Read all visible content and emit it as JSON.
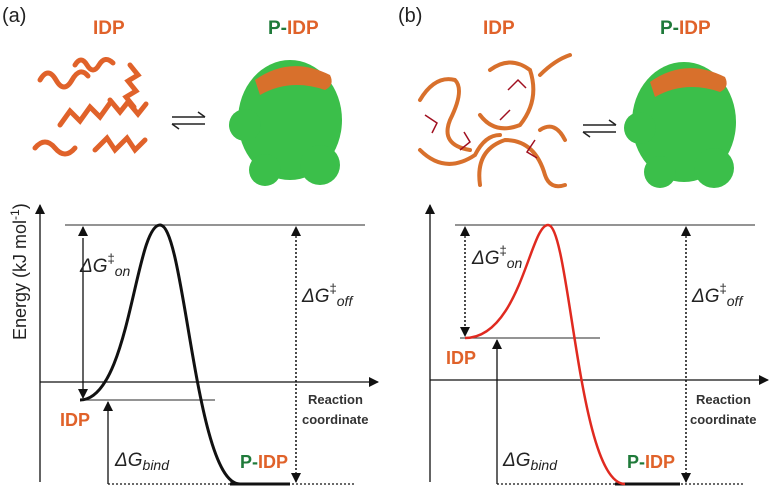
{
  "panels": [
    {
      "label": "(a)",
      "top_left": "IDP",
      "top_right": {
        "prefix": "P-",
        "suffix": "IDP"
      },
      "y_axis": {
        "text": "Energy (kJ mol",
        "sup": "-1",
        "close": ")"
      },
      "dg_on": {
        "base": "ΔG",
        "dagger": "‡",
        "sub": "on"
      },
      "dg_off": {
        "base": "ΔG",
        "dagger": "‡",
        "sub": "off"
      },
      "dg_bind": {
        "base": "ΔG",
        "sub": "bind"
      },
      "idp_level": "IDP",
      "x_axis": [
        "Reaction",
        "coordinate"
      ],
      "bound_level": {
        "prefix": "P-",
        "suffix": "IDP"
      }
    },
    {
      "label": "(b)",
      "top_left": "IDP",
      "top_right": {
        "prefix": "P-",
        "suffix": "IDP"
      },
      "dg_on": {
        "base": "ΔG",
        "dagger": "‡",
        "sub": "on"
      },
      "dg_off": {
        "base": "ΔG",
        "dagger": "‡",
        "sub": "off"
      },
      "dg_bind": {
        "base": "ΔG",
        "sub": "bind"
      },
      "idp_level": "IDP",
      "x_axis": [
        "Reaction",
        "coordinate"
      ],
      "bound_level": {
        "prefix": "P-",
        "suffix": "IDP"
      }
    }
  ]
}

□ □ □ □ □

--- The problem ---
Make an exact copy of the data, leaving its pictures out.

--- In response ---
Read all visible content and emit it as JSON.
{
  "panels": [
    {
      "label": "(a)",
      "top_left": "IDP",
      "top_right": {
        "prefix": "P-",
        "suffix": "IDP"
      },
      "y_axis": {
        "text": "Energy (kJ mol",
        "sup": "-1",
        "close": ")"
      },
      "dg_on": {
        "base": "ΔG",
        "dagger": "‡",
        "sub": "on"
      },
      "dg_off": {
        "base": "ΔG",
        "dagger": "‡",
        "sub": "off"
      },
      "dg_bind": {
        "base": "ΔG",
        "sub": "bind"
      },
      "idp_level": "IDP",
      "x_axis": [
        "Reaction",
        "coordinate"
      ],
      "bound_level": {
        "prefix": "P-",
        "suffix": "IDP"
      }
    },
    {
      "label": "(b)",
      "top_left": "IDP",
      "top_right": {
        "prefix": "P-",
        "suffix": "IDP"
      },
      "dg_on": {
        "base": "ΔG",
        "dagger": "‡",
        "sub": "on"
      },
      "dg_off": {
        "base": "ΔG",
        "dagger": "‡",
        "sub": "off"
      },
      "dg_bind": {
        "base": "ΔG",
        "sub": "bind"
      },
      "idp_level": "IDP",
      "x_axis": [
        "Reaction",
        "coordinate"
      ],
      "bound_level": {
        "prefix": "P-",
        "suffix": "IDP"
      }
    }
  ]
}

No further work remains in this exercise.